▶ WORK TO COMPLETE: Check every line of the entries for "text", and copy the lines that hold it.

(Collected data)

>> start

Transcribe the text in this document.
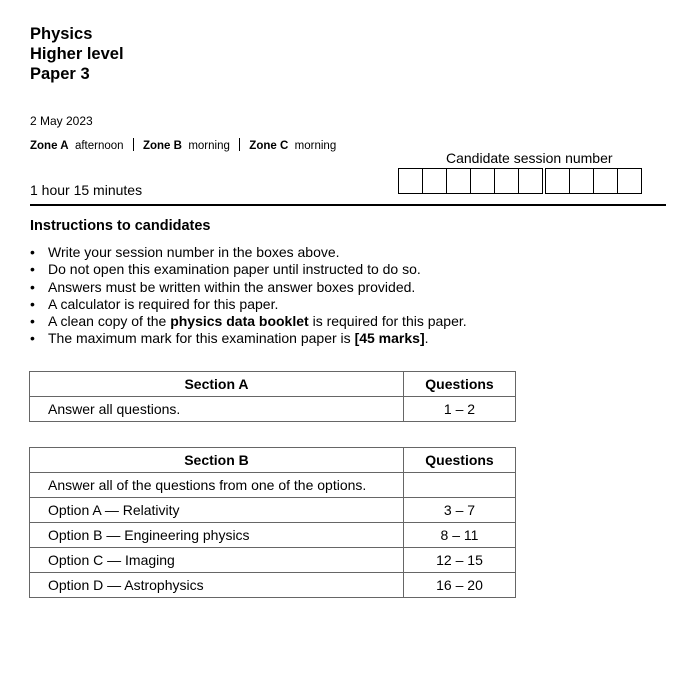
Physics
Higher level
Paper 3
2 May 2023
Zone A afternoon Zone B morning Zone C morning
Candidate session number
1 hour 15 minutes
Instructions to candidates
• Write your session number in the boxes above.
• Do not open this examination paper until instructed to do so.
• Answers must be written within the answer boxes provided.
• A calculator is required for this paper.
• A clean copy of the physics data booklet is required for this paper.
• The maximum mark for this examination paper is [45 marks].
Section A	Questions
Answer all questions.	1 – 2
Section B	Questions
Answer all of the questions from one of the options.	
Option A — Relativity	3 – 7
Option B — Engineering physics	8 – 11
Option C — Imaging	12 – 15
Option D — Astrophysics	16 – 20
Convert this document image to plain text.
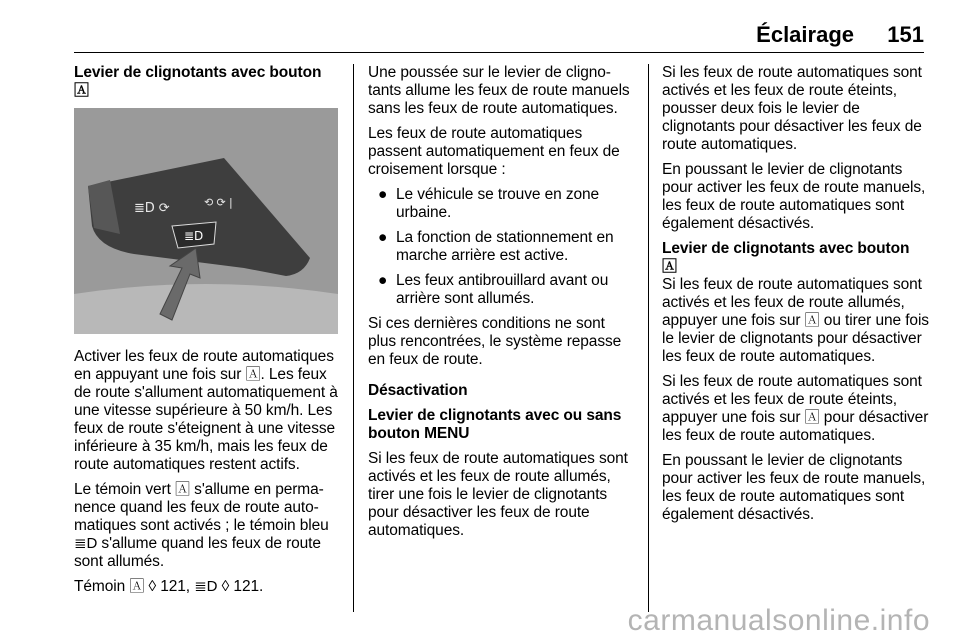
Éclairage 151

Levier de clignotants avec bouton
🄰

≣D ⟳	⟲ ⟳ |
≣D

Activer les feux de route automatiques en appuyant une fois sur 🄰. Les feux de route s'allument automatiquement à une vitesse supérieure à 50 km/h. Les feux de route s'éteignent à une vitesse inférieure à 35 km/h, mais les feux de route automatiques restent actifs.

Le témoin vert 🄰 s'allume en permanence quand les feux de route automatiques sont activés ; le témoin bleu
≣D s'allume quand les feux de route sont allumés.

Témoin 🄰 ◊ 121, ≣D ◊ 121.

Une poussée sur le levier de clignotants allume les feux de route manuels sans les feux de route automatiques.

Les feux de route automatiques passent automatiquement en feux de croisement lorsque :

● Le véhicule se trouve en zone urbaine.
● La fonction de stationnement en marche arrière est active.
● Les feux antibrouillard avant ou arrière sont allumés.

Si ces dernières conditions ne sont plus rencontrées, le système repasse en feux de route.

Désactivation

Levier de clignotants avec ou sans bouton MENU

Si les feux de route automatiques sont activés et les feux de route allumés, tirer une fois le levier de clignotants pour désactiver les feux de route automatiques.

Si les feux de route automatiques sont activés et les feux de route éteints, pousser deux fois le levier de clignotants pour désactiver les feux de route automatiques.

En poussant le levier de clignotants pour activer les feux de route manuels, les feux de route automatiques sont également désactivés.

Levier de clignotants avec bouton
🄰

Si les feux de route automatiques sont activés et les feux de route allumés, appuyer une fois sur 🄰 ou tirer une fois le levier de clignotants pour désactiver les feux de route automatiques.

Si les feux de route automatiques sont activés et les feux de route éteints, appuyer une fois sur 🄰 pour désactiver les feux de route automatiques.

En poussant le levier de clignotants pour activer les feux de route manuels, les feux de route automatiques sont également désactivés.

carmanualsonline.info
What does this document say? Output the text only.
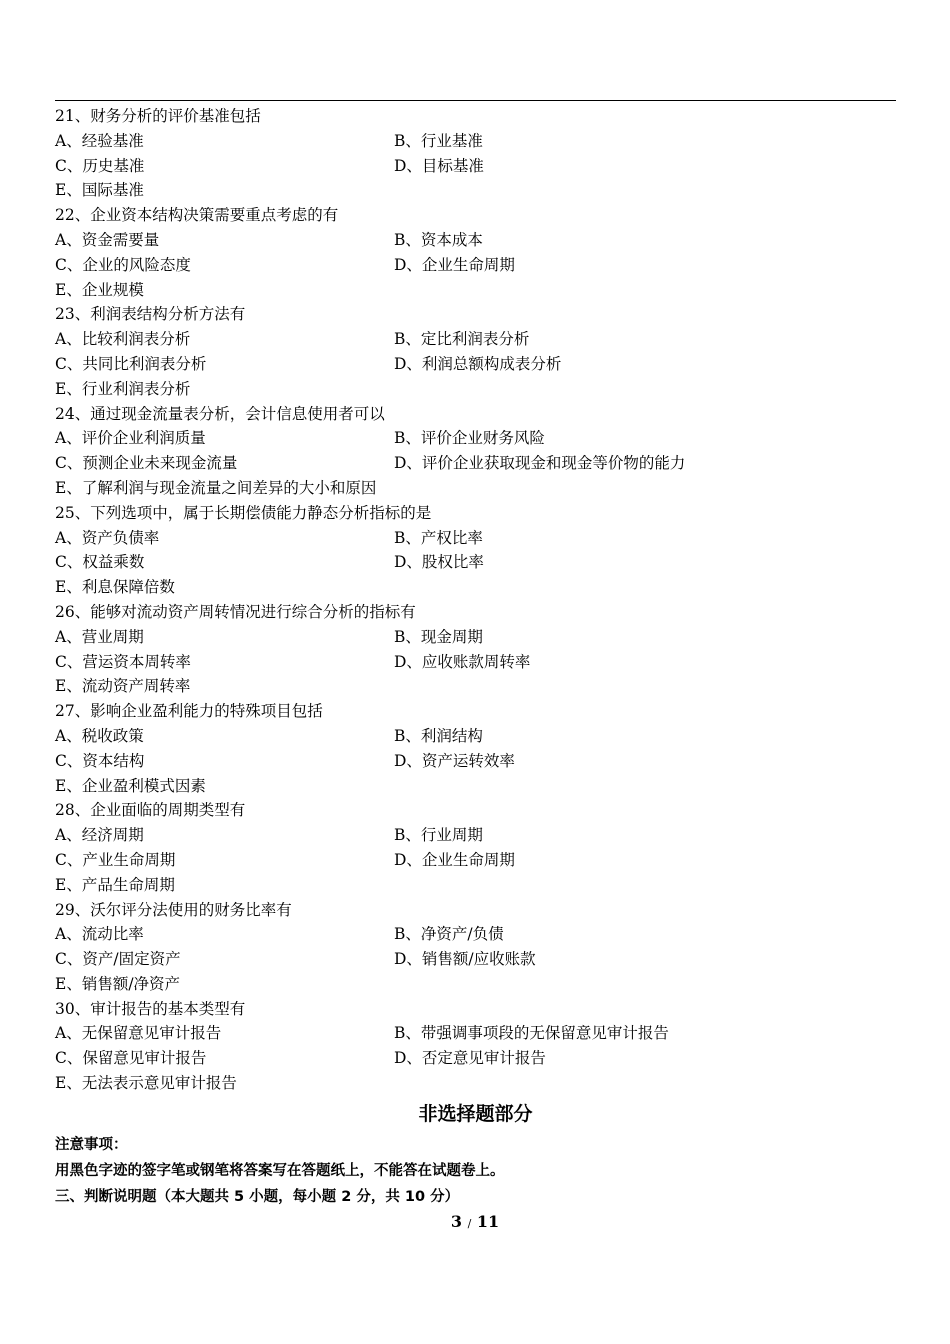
21、财务分析的评价基准包括
A、经验基准	B、行业基准
C、历史基准	D、目标基准
E、国际基准
22、企业资本结构决策需要重点考虑的有
A、资金需要量	B、资本成本
C、企业的风险态度	D、企业生命周期
E、企业规模
23、利润表结构分析方法有
A、比较利润表分析	B、定比利润表分析
C、共同比利润表分析	D、利润总额构成表分析
E、行业利润表分析
24、通过现金流量表分析，会计信息使用者可以
A、评价企业利润质量	B、评价企业财务风险
C、预测企业未来现金流量	D、评价企业获取现金和现金等价物的能力
E、了解利润与现金流量之间差异的大小和原因
25、下列选项中，属于长期偿债能力静态分析指标的是
A、资产负债率	B、产权比率
C、权益乘数	D、股权比率
E、利息保障倍数
26、能够对流动资产周转情况进行综合分析的指标有
A、营业周期	B、现金周期
C、营运资本周转率	D、应收账款周转率
E、流动资产周转率
27、影响企业盈利能力的特殊项目包括
A、税收政策	B、利润结构
C、资本结构	D、资产运转效率
E、企业盈利模式因素
28、企业面临的周期类型有
A、经济周期	B、行业周期
C、产业生命周期	D、企业生命周期
E、产品生命周期
29、沃尔评分法使用的财务比率有
A、流动比率	B、净资产/负债
C、资产/固定资产	D、销售额/应收账款
E、销售额/净资产
30、审计报告的基本类型有
A、无保留意见审计报告	B、带强调事项段的无保留意见审计报告
C、保留意见审计报告	D、否定意见审计报告
E、无法表示意见审计报告
非选择题部分
注意事项：
用黑色字迹的签字笔或钢笔将答案写在答题纸上，不能答在试题卷上。
三、判断说明题（本大题共 5 小题，每小题 2 分，共 10 分）
3 / 11
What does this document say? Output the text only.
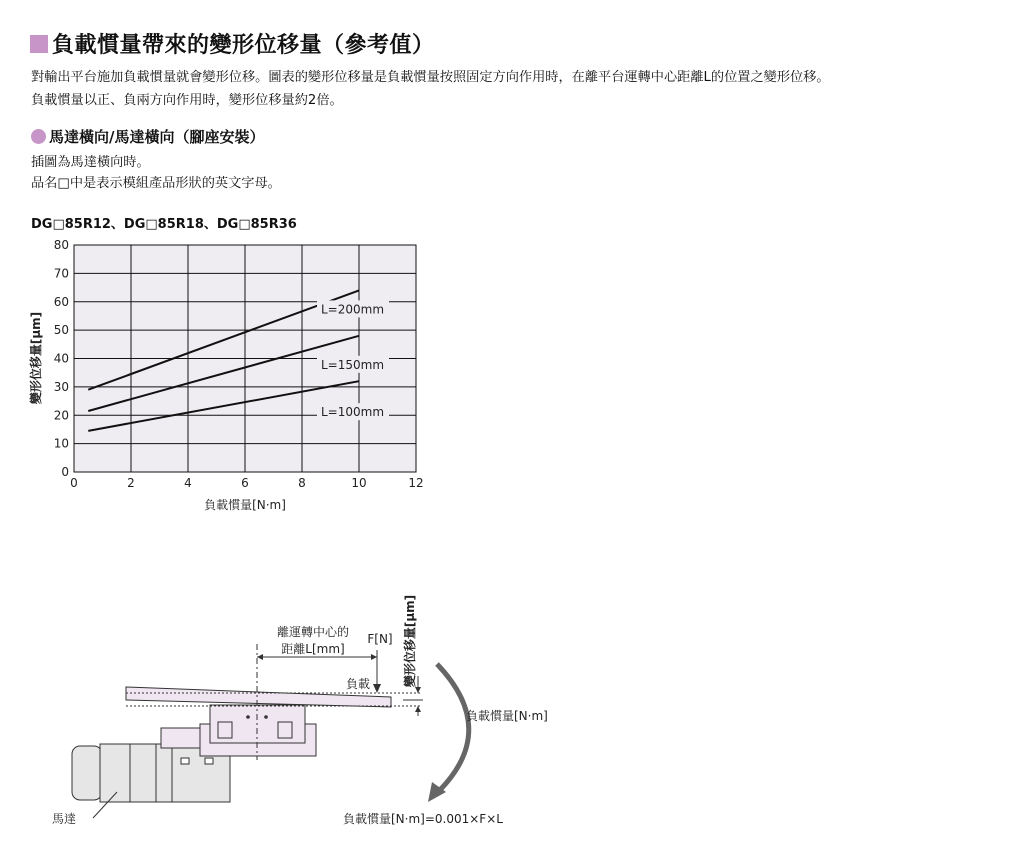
負載慣量帶來的變形位移量（參考值）
對輸出平台施加負載慣量就會變形位移。圖表的變形位移量是負載慣量按照固定方向作用時，在離平台運轉中心距離L的位置之變形位移。
負載慣量以正、負兩方向作用時，變形位移量約2倍。
馬達橫向/馬達橫向（腳座安裝）
插圖為馬達橫向時。
品名□中是表示模組產品形狀的英文字母。
DG□85R12、DG□85R18、DG□85R36
0
10
20
30
40
50
60
70
80
0	2	4	6	8	10	12
L=200mm
L=150mm
L=100mm
變形位移量[μm]
負載慣量[N·m]
離運轉中心的
距離L[mm]
F[N]
負載	變形位移量[μm]
負載慣量[N·m]
馬達	負載慣量[N·m]=0.001×F×L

>> end

▶ SOLUTION FOR THIS EXERCISE:
Transcribe the text in this document.
Convert this document image to plain text.
What does this document say? Output the text only.
What does this document say? Output the text only.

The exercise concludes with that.